▶ [RECORDS PROVIDED]:

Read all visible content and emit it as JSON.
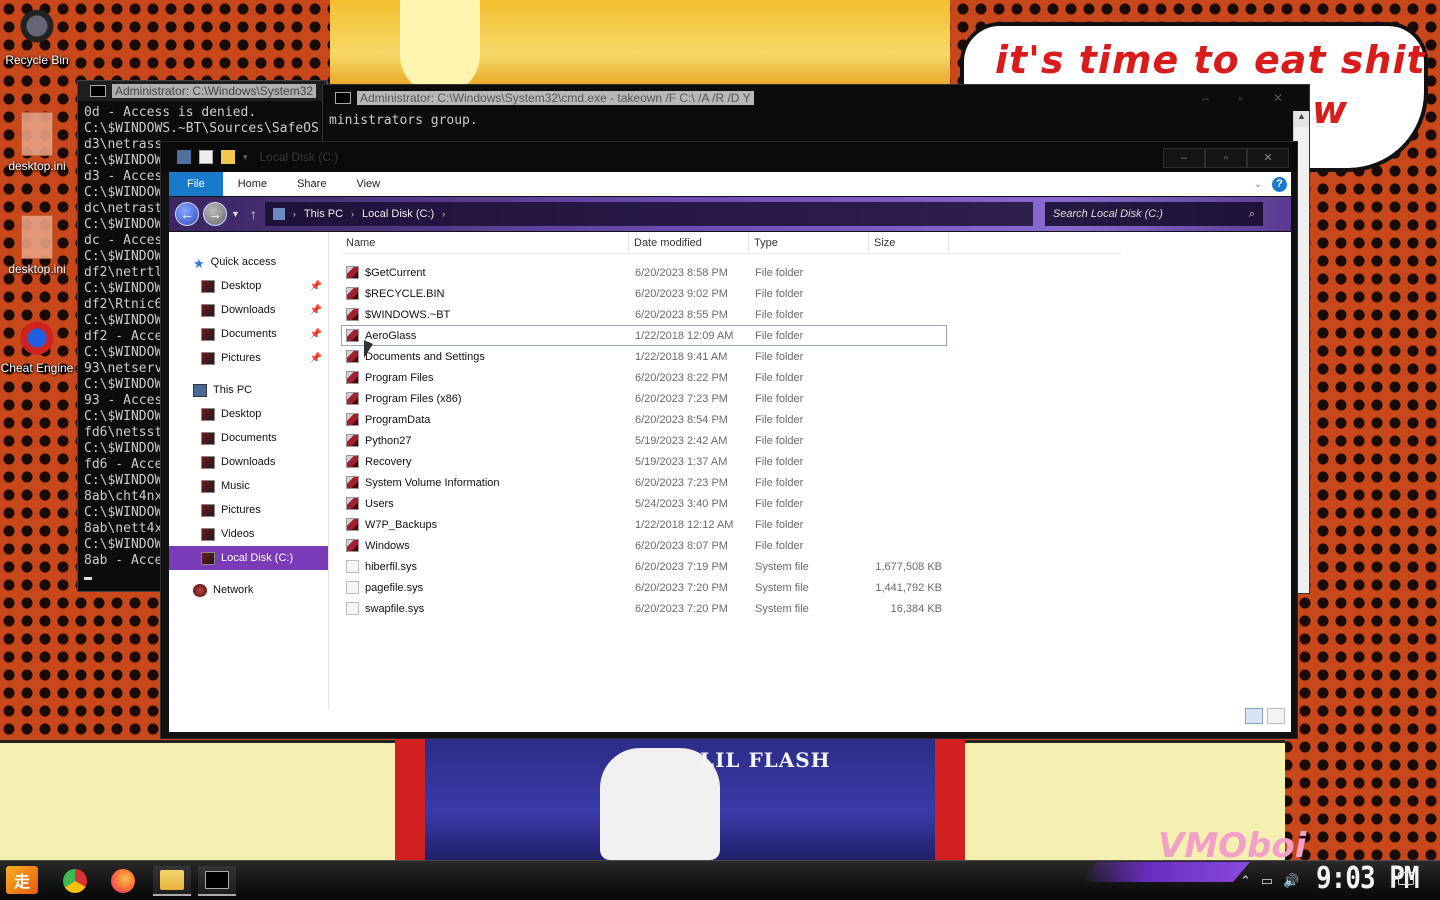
{
  "wallpaper": {
    "bubble_line1": "it's time to eat shit",
    "bubble_line2": "w",
    "poster_text": "LIL FLASH",
    "signature": "VMOboi"
  },
  "desktop_icons": [
    {
      "label": "Recycle Bin",
      "icon": "recycle-bin-icon"
    },
    {
      "label": "desktop.ini",
      "icon": "ini-file-icon"
    },
    {
      "label": "desktop.ini",
      "icon": "ini-file-icon"
    },
    {
      "label": "Cheat Engine",
      "icon": "cheat-engine-icon"
    }
  ],
  "cmd1": {
    "title": "Administrator: C:\\Windows\\System32",
    "lines": [
      "0d - Access is denied.",
      "C:\\$WINDOWS.~BT\\Sources\\SafeOS",
      "d3\\netrass",
      "C:\\$WINDOW",
      "d3 - Acces",
      "C:\\$WINDOW",
      "dc\\netrast",
      "C:\\$WINDOW",
      "dc - Acces",
      "C:\\$WINDOW",
      "df2\\netrtl",
      "C:\\$WINDOW",
      "df2\\Rtnic6",
      "C:\\$WINDOW",
      "df2 - Acce",
      "C:\\$WINDOW",
      "93\\netserv",
      "C:\\$WINDOW",
      "93 - Acces",
      "C:\\$WINDOW",
      "fd6\\netsst",
      "C:\\$WINDOW",
      "fd6 - Acce",
      "C:\\$WINDOW",
      "8ab\\cht4nx",
      "C:\\$WINDOW",
      "8ab\\nett4x",
      "C:\\$WINDOW",
      "8ab - Acce"
    ]
  },
  "cmd2": {
    "title": "Administrator: C:\\Windows\\System32\\cmd.exe - takeown  /F C:\\ /A /R /D Y",
    "lines": [
      "ministrators group."
    ]
  },
  "explorer": {
    "title": "Local Disk (C:)",
    "ribbon_tabs": [
      "File",
      "Home",
      "Share",
      "View"
    ],
    "breadcrumb": [
      "This PC",
      "Local Disk (C:)"
    ],
    "search_placeholder": "Search Local Disk (C:)",
    "columns": [
      "Name",
      "Date modified",
      "Type",
      "Size"
    ],
    "nav": [
      {
        "label": "Quick access",
        "icon": "star-icon",
        "level": "top",
        "pinned": false
      },
      {
        "label": "Desktop",
        "icon": "desktop-folder-icon",
        "level": "child",
        "pinned": true
      },
      {
        "label": "Downloads",
        "icon": "downloads-folder-icon",
        "level": "child",
        "pinned": true
      },
      {
        "label": "Documents",
        "icon": "documents-folder-icon",
        "level": "child",
        "pinned": true
      },
      {
        "label": "Pictures",
        "icon": "pictures-folder-icon",
        "level": "child",
        "pinned": true
      },
      {
        "label": "This PC",
        "icon": "this-pc-icon",
        "level": "top",
        "pinned": false
      },
      {
        "label": "Desktop",
        "icon": "desktop-folder-icon",
        "level": "child",
        "pinned": false
      },
      {
        "label": "Documents",
        "icon": "documents-folder-icon",
        "level": "child",
        "pinned": false
      },
      {
        "label": "Downloads",
        "icon": "downloads-folder-icon",
        "level": "child",
        "pinned": false
      },
      {
        "label": "Music",
        "icon": "music-folder-icon",
        "level": "child",
        "pinned": false
      },
      {
        "label": "Pictures",
        "icon": "pictures-folder-icon",
        "level": "child",
        "pinned": false
      },
      {
        "label": "Videos",
        "icon": "videos-folder-icon",
        "level": "child",
        "pinned": false
      },
      {
        "label": "Local Disk (C:)",
        "icon": "local-disk-icon",
        "level": "child",
        "pinned": false,
        "selected": true
      },
      {
        "label": "Network",
        "icon": "network-icon",
        "level": "top",
        "pinned": false
      }
    ],
    "files": [
      {
        "name": "$GetCurrent",
        "date": "6/20/2023 8:58 PM",
        "type": "File folder",
        "size": "",
        "kind": "folder"
      },
      {
        "name": "$RECYCLE.BIN",
        "date": "6/20/2023 9:02 PM",
        "type": "File folder",
        "size": "",
        "kind": "folder"
      },
      {
        "name": "$WINDOWS.~BT",
        "date": "6/20/2023 8:55 PM",
        "type": "File folder",
        "size": "",
        "kind": "folder"
      },
      {
        "name": "AeroGlass",
        "date": "1/22/2018 12:09 AM",
        "type": "File folder",
        "size": "",
        "kind": "folder",
        "highlighted": true
      },
      {
        "name": "Documents and Settings",
        "date": "1/22/2018 9:41 AM",
        "type": "File folder",
        "size": "",
        "kind": "folder"
      },
      {
        "name": "Program Files",
        "date": "6/20/2023 8:22 PM",
        "type": "File folder",
        "size": "",
        "kind": "folder"
      },
      {
        "name": "Program Files (x86)",
        "date": "6/20/2023 7:23 PM",
        "type": "File folder",
        "size": "",
        "kind": "folder"
      },
      {
        "name": "ProgramData",
        "date": "6/20/2023 8:54 PM",
        "type": "File folder",
        "size": "",
        "kind": "folder"
      },
      {
        "name": "Python27",
        "date": "5/19/2023 2:42 AM",
        "type": "File folder",
        "size": "",
        "kind": "folder"
      },
      {
        "name": "Recovery",
        "date": "5/19/2023 1:37 AM",
        "type": "File folder",
        "size": "",
        "kind": "folder"
      },
      {
        "name": "System Volume Information",
        "date": "6/20/2023 7:23 PM",
        "type": "File folder",
        "size": "",
        "kind": "folder"
      },
      {
        "name": "Users",
        "date": "5/24/2023 3:40 PM",
        "type": "File folder",
        "size": "",
        "kind": "folder"
      },
      {
        "name": "W7P_Backups",
        "date": "1/22/2018 12:12 AM",
        "type": "File folder",
        "size": "",
        "kind": "folder"
      },
      {
        "name": "Windows",
        "date": "6/20/2023 8:07 PM",
        "type": "File folder",
        "size": "",
        "kind": "folder"
      },
      {
        "name": "hiberfil.sys",
        "date": "6/20/2023 7:19 PM",
        "type": "System file",
        "size": "1,677,508 KB",
        "kind": "system"
      },
      {
        "name": "pagefile.sys",
        "date": "6/20/2023 7:20 PM",
        "type": "System file",
        "size": "1,441,792 KB",
        "kind": "system"
      },
      {
        "name": "swapfile.sys",
        "date": "6/20/2023 7:20 PM",
        "type": "System file",
        "size": "16,384 KB",
        "kind": "system"
      }
    ]
  },
  "taskbar": {
    "start_glyph": "走",
    "apps": [
      "chrome-icon",
      "firefox-icon",
      "file-explorer-icon",
      "cmd-icon"
    ],
    "clock": "9:03 PM"
  }
}
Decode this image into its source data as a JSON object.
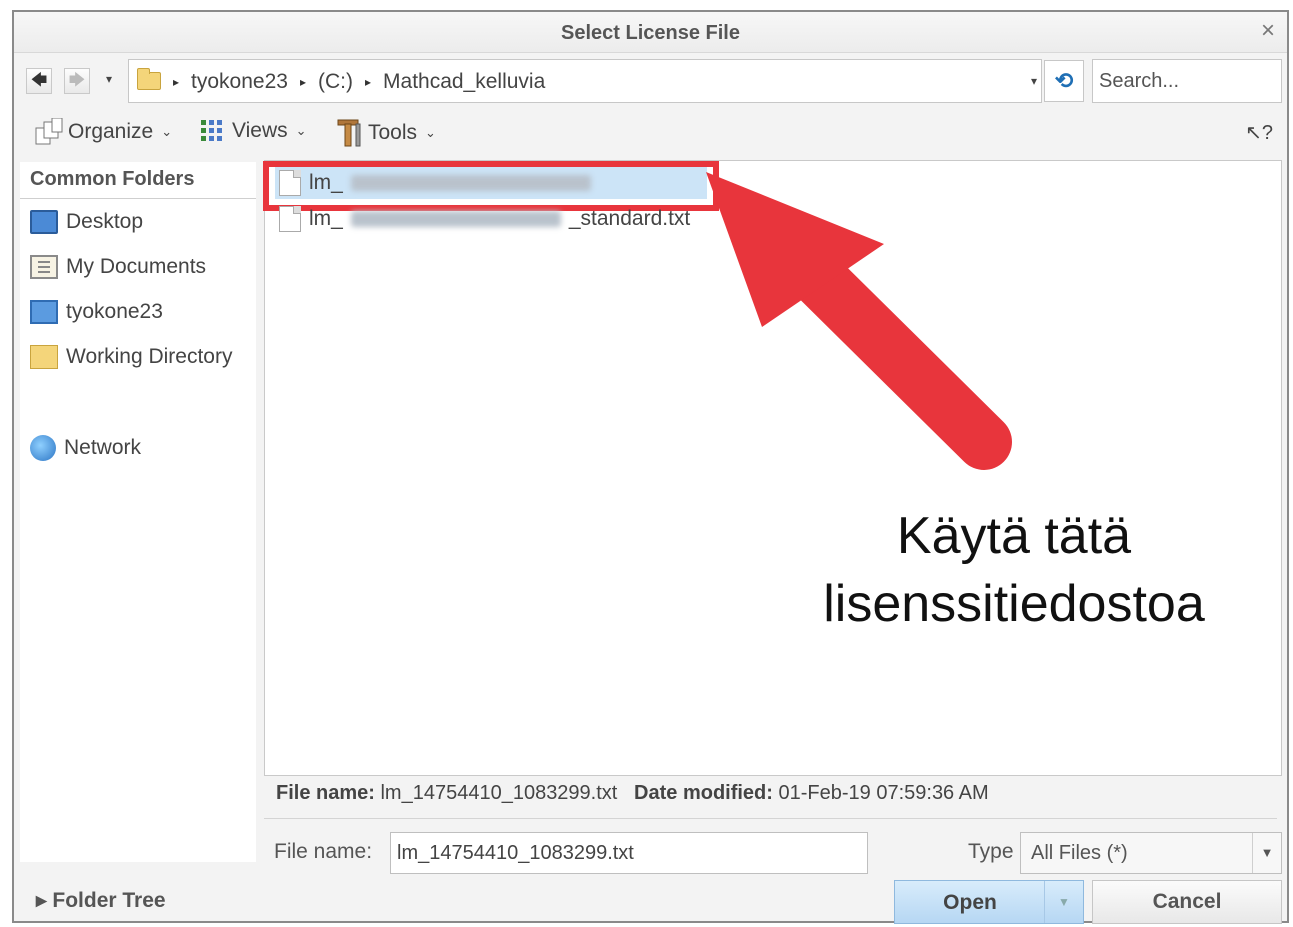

▶ [INSTRUCTION]: Write every entry out again exactly, dropping the pictures.

▶ [WRITTEN SOLUTION]:
Read all visible content and emit it as JSON.
{
  "wallpaper": {
    "bubble_line1": "it's time to eat shit",
    "bubble_line2": "w",
    "poster_text": "LIL FLASH",
    "signature": "VMOboi"
  },
  "desktop_icons": [
    {
      "label": "Recycle Bin",
      "icon": "recycle-bin-icon"
    },
    {
      "label": "desktop.ini",
      "icon": "ini-file-icon"
    },
    {
      "label": "desktop.ini",
      "icon": "ini-file-icon"
    },
    {
      "label": "Cheat Engine",
      "icon": "cheat-engine-icon"
    }
  ],
  "cmd1": {
    "title": "Administrator: C:\\Windows\\System32",
    "lines": [
      "0d - Access is denied.",
      "C:\\$WINDOWS.~BT\\Sources\\SafeOS",
      "d3\\netrass",
      "C:\\$WINDOW",
      "d3 - Acces",
      "C:\\$WINDOW",
      "dc\\netrast",
      "C:\\$WINDOW",
      "dc - Acces",
      "C:\\$WINDOW",
      "df2\\netrtl",
      "C:\\$WINDOW",
      "df2\\Rtnic6",
      "C:\\$WINDOW",
      "df2 - Acce",
      "C:\\$WINDOW",
      "93\\netserv",
      "C:\\$WINDOW",
      "93 - Acces",
      "C:\\$WINDOW",
      "fd6\\netsst",
      "C:\\$WINDOW",
      "fd6 - Acce",
      "C:\\$WINDOW",
      "8ab\\cht4nx",
      "C:\\$WINDOW",
      "8ab\\nett4x",
      "C:\\$WINDOW",
      "8ab - Acce"
    ]
  },
  "cmd2": {
    "title": "Administrator: C:\\Windows\\System32\\cmd.exe - takeown  /F C:\\ /A /R /D Y",
    "lines": [
      "ministrators group."
    ]
  },
  "explorer": {
    "title": "Local Disk (C:)",
    "ribbon_tabs": [
      "File",
      "Home",
      "Share",
      "View"
    ],
    "breadcrumb": [
      "This PC",
      "Local Disk (C:)"
    ],
    "search_placeholder": "Search Local Disk (C:)",
    "columns": [
      "Name",
      "Date modified",
      "Type",
      "Size"
    ],
    "nav": [
      {
        "label": "Quick access",
        "icon": "star-icon",
        "level": "top",
        "pinned": false
      },
      {
        "label": "Desktop",
        "icon": "desktop-folder-icon",
        "level": "child",
        "pinned": true
      },
      {
        "label": "Downloads",
        "icon": "downloads-folder-icon",
        "level": "child",
        "pinned": true
      },
      {
        "label": "Documents",
        "icon": "documents-folder-icon",
        "level": "child",
        "pinned": true
      },
      {
        "label": "Pictures",
        "icon": "pictures-folder-icon",
        "level": "child",
        "pinned": true
      },
      {
        "label": "This PC",
        "icon": "this-pc-icon",
        "level": "top",
        "pinned": false
      },
      {
        "label": "Desktop",
        "icon": "desktop-folder-icon",
        "level": "child",
        "pinned": false
      },
      {
        "label": "Documents",
        "icon": "documents-folder-icon",
        "level": "child",
        "pinned": false
      },
      {
        "label": "Downloads",
        "icon": "downloads-folder-icon",
        "level": "child",
        "pinned": false
      },
      {
        "label": "Music",
        "icon": "music-folder-icon",
        "level": "child",
        "pinned": false
      },
      {
        "label": "Pictures",
        "icon": "pictures-folder-icon",
        "level": "child",
        "pinned": false
      },
      {
        "label": "Videos",
        "icon": "videos-folder-icon",
        "level": "child",
        "pinned": false
      },
      {
        "label": "Local Disk (C:)",
        "icon": "local-disk-icon",
        "level": "child",
        "pinned": false,
        "selected": true
      },
      {
        "label": "Network",
        "icon": "network-icon",
        "level": "top",
        "pinned": false
      }
    ],
    "files": [
      {
        "name": "$GetCurrent",
        "date": "6/20/2023 8:58 PM",
        "type": "File folder",
        "size": "",
        "kind": "folder"
      },
      {
        "name": "$RECYCLE.BIN",
        "date": "6/20/2023 9:02 PM",
        "type": "File folder",
        "size": "",
        "kind": "folder"
      },
      {
        "name": "$WINDOWS.~BT",
        "date": "6/20/2023 8:55 PM",
        "type": "File folder",
        "size": "",
        "kind": "folder"
      },
      {
        "name": "AeroGlass",
        "date": "1/22/2018 12:09 AM",
        "type": "File folder",
        "size": "",
        "kind": "folder",
        "highlighted": true
      },
      {
        "name": "Documents and Settings",
        "date": "1/22/2018 9:41 AM",
        "type": "File folder",
        "size": "",
        "kind": "folder"
      },
      {
        "name": "Program Files",
        "date": "6/20/2023 8:22 PM",
        "type": "File folder",
        "size": "",
        "kind": "folder"
      },
      {
        "name": "Program Files (x86)",
        "date": "6/20/2023 7:23 PM",
        "type": "File folder",
        "size": "",
        "kind": "folder"
      },
      {
        "name": "ProgramData",
        "date": "6/20/2023 8:54 PM",
        "type": "File folder",
        "size": "",
        "kind": "folder"
      },
      {
        "name": "Python27",
        "date": "5/19/2023 2:42 AM",
        "type": "File folder",
        "size": "",
        "kind": "folder"
      },
      {
        "name": "Recovery",
        "date": "5/19/2023 1:37 AM",
        "type": "File folder",
        "size": "",
        "kind": "folder"
      },
      {
        "name": "System Volume Information",
        "date": "6/20/2023 7:23 PM",
        "type": "File folder",
        "size": "",
        "kind": "folder"
      },
      {
        "name": "Users",
        "date": "5/24/2023 3:40 PM",
        "type": "File folder",
        "size": "",
        "kind": "folder"
      },
      {
        "name": "W7P_Backups",
        "date": "1/22/2018 12:12 AM",
        "type": "File folder",
        "size": "",
        "kind": "folder"
      },
      {
        "name": "Windows",
        "date": "6/20/2023 8:07 PM",
        "type": "File folder",
        "size": "",
        "kind": "folder"
      },
      {
        "name": "hiberfil.sys",
        "date": "6/20/2023 7:19 PM",
        "type": "System file",
        "size": "1,677,508 KB",
        "kind": "system"
      },
      {
        "name": "pagefile.sys",
        "date": "6/20/2023 7:20 PM",
        "type": "System file",
        "size": "1,441,792 KB",
        "kind": "system"
      },
      {
        "name": "swapfile.sys",
        "date": "6/20/2023 7:20 PM",
        "type": "System file",
        "size": "16,384 KB",
        "kind": "system"
      }
    ]
  },
  "taskbar": {
    "start_glyph": "走",
    "apps": [
      "chrome-icon",
      "firefox-icon",
      "file-explorer-icon",
      "cmd-icon"
    ],
    "clock": "9:03 PM"
  }
}
Decode this image into its source data as a JSON object.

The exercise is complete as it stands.